**TASK DETAILS:**
Write out the data below in full. Keep it exact.

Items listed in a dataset
☆ ☆ ☆ ☆ ☆

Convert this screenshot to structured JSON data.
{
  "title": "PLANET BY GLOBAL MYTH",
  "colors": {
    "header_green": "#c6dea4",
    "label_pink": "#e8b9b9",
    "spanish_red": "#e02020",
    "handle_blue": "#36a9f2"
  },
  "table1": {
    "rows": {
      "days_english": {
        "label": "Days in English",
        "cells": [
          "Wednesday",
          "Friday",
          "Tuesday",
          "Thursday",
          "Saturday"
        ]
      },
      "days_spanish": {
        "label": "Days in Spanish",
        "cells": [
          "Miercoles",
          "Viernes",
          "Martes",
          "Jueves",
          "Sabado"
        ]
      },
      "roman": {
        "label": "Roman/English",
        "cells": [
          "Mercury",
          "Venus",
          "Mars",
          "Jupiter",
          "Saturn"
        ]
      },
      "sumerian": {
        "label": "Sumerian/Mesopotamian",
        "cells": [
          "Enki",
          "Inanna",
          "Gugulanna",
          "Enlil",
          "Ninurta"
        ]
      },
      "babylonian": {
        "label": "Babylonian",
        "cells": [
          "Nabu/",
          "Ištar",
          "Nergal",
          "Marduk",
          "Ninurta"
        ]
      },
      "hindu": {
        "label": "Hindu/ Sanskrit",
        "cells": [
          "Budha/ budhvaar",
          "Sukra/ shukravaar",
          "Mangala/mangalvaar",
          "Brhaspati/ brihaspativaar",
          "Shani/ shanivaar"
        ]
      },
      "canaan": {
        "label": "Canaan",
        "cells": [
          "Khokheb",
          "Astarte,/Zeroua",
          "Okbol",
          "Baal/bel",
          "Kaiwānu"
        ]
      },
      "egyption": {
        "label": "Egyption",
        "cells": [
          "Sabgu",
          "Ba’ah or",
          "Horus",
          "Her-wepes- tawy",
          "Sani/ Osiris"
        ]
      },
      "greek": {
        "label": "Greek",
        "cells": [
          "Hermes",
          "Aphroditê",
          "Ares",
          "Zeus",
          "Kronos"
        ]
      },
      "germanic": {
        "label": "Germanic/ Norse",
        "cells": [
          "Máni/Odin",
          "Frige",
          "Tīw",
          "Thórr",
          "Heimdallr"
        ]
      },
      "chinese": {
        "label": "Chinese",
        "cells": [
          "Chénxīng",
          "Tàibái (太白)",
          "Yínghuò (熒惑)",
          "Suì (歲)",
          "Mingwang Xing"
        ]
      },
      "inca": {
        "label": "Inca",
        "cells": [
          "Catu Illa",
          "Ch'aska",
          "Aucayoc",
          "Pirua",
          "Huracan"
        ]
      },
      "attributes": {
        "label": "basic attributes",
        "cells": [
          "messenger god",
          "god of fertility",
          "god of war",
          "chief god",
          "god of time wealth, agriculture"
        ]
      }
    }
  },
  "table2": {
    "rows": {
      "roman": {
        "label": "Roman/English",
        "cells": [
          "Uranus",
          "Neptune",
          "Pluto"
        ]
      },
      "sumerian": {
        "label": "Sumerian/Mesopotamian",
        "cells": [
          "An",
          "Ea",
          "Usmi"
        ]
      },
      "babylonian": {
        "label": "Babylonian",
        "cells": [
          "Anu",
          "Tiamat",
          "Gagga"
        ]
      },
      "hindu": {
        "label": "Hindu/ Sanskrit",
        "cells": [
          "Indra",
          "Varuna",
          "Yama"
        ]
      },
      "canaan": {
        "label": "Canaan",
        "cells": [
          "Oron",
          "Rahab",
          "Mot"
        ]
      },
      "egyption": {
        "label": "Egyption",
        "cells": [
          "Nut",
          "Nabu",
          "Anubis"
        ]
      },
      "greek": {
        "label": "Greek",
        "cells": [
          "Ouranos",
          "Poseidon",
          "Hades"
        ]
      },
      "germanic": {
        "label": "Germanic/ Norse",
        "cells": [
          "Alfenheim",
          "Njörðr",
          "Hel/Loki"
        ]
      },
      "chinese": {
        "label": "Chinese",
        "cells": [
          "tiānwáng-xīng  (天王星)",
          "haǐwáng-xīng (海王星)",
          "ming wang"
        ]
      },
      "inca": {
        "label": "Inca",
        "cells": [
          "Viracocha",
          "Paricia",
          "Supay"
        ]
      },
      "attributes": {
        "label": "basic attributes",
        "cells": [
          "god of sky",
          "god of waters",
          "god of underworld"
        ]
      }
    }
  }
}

☆ ☆ ☆ ☆ ☆

**ANSWER TO THE PROBLEM:**
Convert this screenshot to structured JSON data.
{
  "title": "PLANET BY GLOBAL MYTH",
  "colors": {
    "header_green": "#c6dea4",
    "label_pink": "#e8b9b9",
    "spanish_red": "#e02020",
    "handle_blue": "#36a9f2"
  },
  "table1": {
    "rows": {
      "days_english": {
        "label": "Days in English",
        "cells": [
          "Wednesday",
          "Friday",
          "Tuesday",
          "Thursday",
          "Saturday"
        ]
      },
      "days_spanish": {
        "label": "Days in Spanish",
        "cells": [
          "Miercoles",
          "Viernes",
          "Martes",
          "Jueves",
          "Sabado"
        ]
      },
      "roman": {
        "label": "Roman/English",
        "cells": [
          "Mercury",
          "Venus",
          "Mars",
          "Jupiter",
          "Saturn"
        ]
      },
      "sumerian": {
        "label": "Sumerian/Mesopotamian",
        "cells": [
          "Enki",
          "Inanna",
          "Gugulanna",
          "Enlil",
          "Ninurta"
        ]
      },
      "babylonian": {
        "label": "Babylonian",
        "cells": [
          "Nabu/",
          "Ištar",
          "Nergal",
          "Marduk",
          "Ninurta"
        ]
      },
      "hindu": {
        "label": "Hindu/ Sanskrit",
        "cells": [
          "Budha/ budhvaar",
          "Sukra/ shukravaar",
          "Mangala/mangalvaar",
          "Brhaspati/ brihaspativaar",
          "Shani/ shanivaar"
        ]
      },
      "canaan": {
        "label": "Canaan",
        "cells": [
          "Khokheb",
          "Astarte,/Zeroua",
          "Okbol",
          "Baal/bel",
          "Kaiwānu"
        ]
      },
      "egyption": {
        "label": "Egyption",
        "cells": [
          "Sabgu",
          "Ba’ah or",
          "Horus",
          "Her-wepes- tawy",
          "Sani/ Osiris"
        ]
      },
      "greek": {
        "label": "Greek",
        "cells": [
          "Hermes",
          "Aphroditê",
          "Ares",
          "Zeus",
          "Kronos"
        ]
      },
      "germanic": {
        "label": "Germanic/ Norse",
        "cells": [
          "Máni/Odin",
          "Frige",
          "Tīw",
          "Thórr",
          "Heimdallr"
        ]
      },
      "chinese": {
        "label": "Chinese",
        "cells": [
          "Chénxīng",
          "Tàibái (太白)",
          "Yínghuò (熒惑)",
          "Suì (歲)",
          "Mingwang Xing"
        ]
      },
      "inca": {
        "label": "Inca",
        "cells": [
          "Catu Illa",
          "Ch'aska",
          "Aucayoc",
          "Pirua",
          "Huracan"
        ]
      },
      "attributes": {
        "label": "basic attributes",
        "cells": [
          "messenger god",
          "god of fertility",
          "god of war",
          "chief god",
          "god of time wealth, agriculture"
        ]
      }
    }
  },
  "table2": {
    "rows": {
      "roman": {
        "label": "Roman/English",
        "cells": [
          "Uranus",
          "Neptune",
          "Pluto"
        ]
      },
      "sumerian": {
        "label": "Sumerian/Mesopotamian",
        "cells": [
          "An",
          "Ea",
          "Usmi"
        ]
      },
      "babylonian": {
        "label": "Babylonian",
        "cells": [
          "Anu",
          "Tiamat",
          "Gagga"
        ]
      },
      "hindu": {
        "label": "Hindu/ Sanskrit",
        "cells": [
          "Indra",
          "Varuna",
          "Yama"
        ]
      },
      "canaan": {
        "label": "Canaan",
        "cells": [
          "Oron",
          "Rahab",
          "Mot"
        ]
      },
      "egyption": {
        "label": "Egyption",
        "cells": [
          "Nut",
          "Nabu",
          "Anubis"
        ]
      },
      "greek": {
        "label": "Greek",
        "cells": [
          "Ouranos",
          "Poseidon",
          "Hades"
        ]
      },
      "germanic": {
        "label": "Germanic/ Norse",
        "cells": [
          "Alfenheim",
          "Njörðr",
          "Hel/Loki"
        ]
      },
      "chinese": {
        "label": "Chinese",
        "cells": [
          "tiānwáng-xīng  (天王星)",
          "haǐwáng-xīng (海王星)",
          "ming wang"
        ]
      },
      "inca": {
        "label": "Inca",
        "cells": [
          "Viracocha",
          "Paricia",
          "Supay"
        ]
      },
      "attributes": {
        "label": "basic attributes",
        "cells": [
          "god of sky",
          "god of waters",
          "god of underworld"
        ]
      }
    }
  }
}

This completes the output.